- [INSTRUCTION]: The records are to be restated in their entirety, word for word.

- [INPUT FOR THIS TASK]:
╔══

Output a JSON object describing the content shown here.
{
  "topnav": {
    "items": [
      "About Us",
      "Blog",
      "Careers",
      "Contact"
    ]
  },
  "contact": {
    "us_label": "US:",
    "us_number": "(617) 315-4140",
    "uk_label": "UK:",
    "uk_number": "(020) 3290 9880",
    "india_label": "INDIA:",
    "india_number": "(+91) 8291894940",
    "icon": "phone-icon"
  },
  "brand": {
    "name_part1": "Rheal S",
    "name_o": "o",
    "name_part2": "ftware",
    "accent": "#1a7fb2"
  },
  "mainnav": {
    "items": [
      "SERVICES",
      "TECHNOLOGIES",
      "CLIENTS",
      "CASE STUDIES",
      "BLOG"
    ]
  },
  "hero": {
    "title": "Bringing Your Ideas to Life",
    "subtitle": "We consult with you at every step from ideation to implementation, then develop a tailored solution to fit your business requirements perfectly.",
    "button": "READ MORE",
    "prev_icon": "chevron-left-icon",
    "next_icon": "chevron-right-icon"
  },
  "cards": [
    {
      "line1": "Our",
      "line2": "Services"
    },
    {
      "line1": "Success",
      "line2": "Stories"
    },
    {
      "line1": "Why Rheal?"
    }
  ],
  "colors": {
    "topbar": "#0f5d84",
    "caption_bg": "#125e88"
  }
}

╚══

- [RESULT OF THE EXERCISE]:
Output a JSON object describing the content shown here.
{
  "topnav": {
    "items": [
      "About Us",
      "Blog",
      "Careers",
      "Contact"
    ]
  },
  "contact": {
    "us_label": "US:",
    "us_number": "(617) 315-4140",
    "uk_label": "UK:",
    "uk_number": "(020) 3290 9880",
    "india_label": "INDIA:",
    "india_number": "(+91) 8291894940",
    "icon": "phone-icon"
  },
  "brand": {
    "name_part1": "Rheal S",
    "name_o": "o",
    "name_part2": "ftware",
    "accent": "#1a7fb2"
  },
  "mainnav": {
    "items": [
      "SERVICES",
      "TECHNOLOGIES",
      "CLIENTS",
      "CASE STUDIES",
      "BLOG"
    ]
  },
  "hero": {
    "title": "Bringing Your Ideas to Life",
    "subtitle": "We consult with you at every step from ideation to implementation, then develop a tailored solution to fit your business requirements perfectly.",
    "button": "READ MORE",
    "prev_icon": "chevron-left-icon",
    "next_icon": "chevron-right-icon"
  },
  "cards": [
    {
      "line1": "Our",
      "line2": "Services"
    },
    {
      "line1": "Success",
      "line2": "Stories"
    },
    {
      "line1": "Why Rheal?"
    }
  ],
  "colors": {
    "topbar": "#0f5d84",
    "caption_bg": "#125e88"
  }
}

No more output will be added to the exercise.